Anche al netto della soddisfazione che – non cercherò di negarlo – grondiamo, questo piccolo festival dedicato al grande esule irlandese sta diventando un affare serio. Nato otto anni fa dall’intuizione dell’Associazione DD-Project – che proprio quest’anno ha ripreso a celebrarlo con un evento che unisce l’arte di Joyce al dadaismo attraverso le visioni dell’artista siciliano Guglielmo Manenti (la mostra è ancora visitabile al Bar-libreria Knulp, a due passi dal Museo Joyce) – il Bloomsday triestino è giunto alla settima edizione sviluppando armoniosamente alcune caratteristiche che lo rendono unico: la vocazione alla divulgazione più ampia (che non significa mai banalizzazione o riduzione della complessità: chi ha seguito quest’anno le conferenze del già ricordato Edoardo Camurri, o quella di apertura, l’appassionante viaggio di Piero Boitani lungo tre millenni di Ulisse, lo sa); l’attenzione per l’arte figurativa e per i giovani talenti (rappresentati in questa occasione dal giovane ma affermato Capobianco “Ufocinque”, ma anche dai ragazzi che hanno preso parte al progetto Siiiiirene Comics sviluppato assieme ai colleghi di “Artefatto” e con l’aiuto dell’Accademia del fumetto); senza dimenticare una mai negata vocazione festaiola.

Ma è tipica e distintiva del Bloomsday triestino anche la volontà di esplorare, di volta in volta, un singolo episodio dell’Ulisse: l’edizione 2016, ad esempio, è stata incentrata sull’undicesimo capitolo del libro, Sirene, sicché una gran parte degli eventi è stata progettata e realizzata in modo da rappresentarne un’illustrazione o un’espansione, un approfondimento o un’interpretazione.

**Cosa si chiede**.
Puoi ricopiare alla lettera, dal brano sul Bloomsday triestino, la parte che si apre con le parole "Ma è tipica" e si chiude con "approfondimento o un’interpretazione."?

**Materiale raccolto**.
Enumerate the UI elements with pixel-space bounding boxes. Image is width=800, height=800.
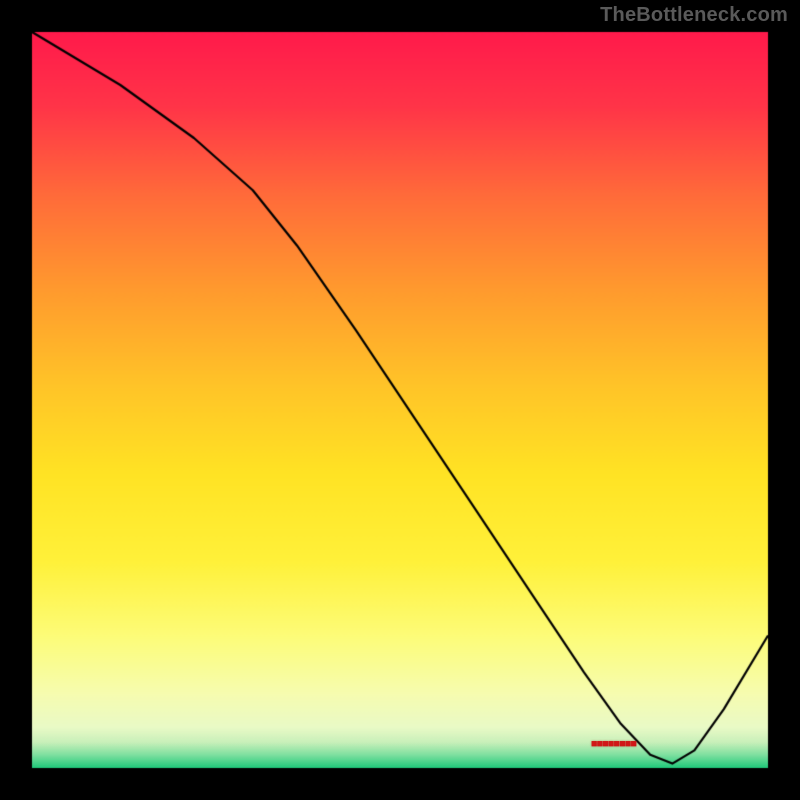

**Risultato**.
Ma è tipica e distintiva del Bloomsday triestino anche la volontà di esplorare, di volta in volta, un singolo episodio dell’Ulisse: l’edizione 2016, ad esempio, è stata incentrata sull’undicesimo capitolo del libro, Sirene, sicché una gran parte degli eventi è stata progettata e realizzata in modo da rappresentarne un’illustrazione o un’espansione, un approfondimento o un’interpretazione.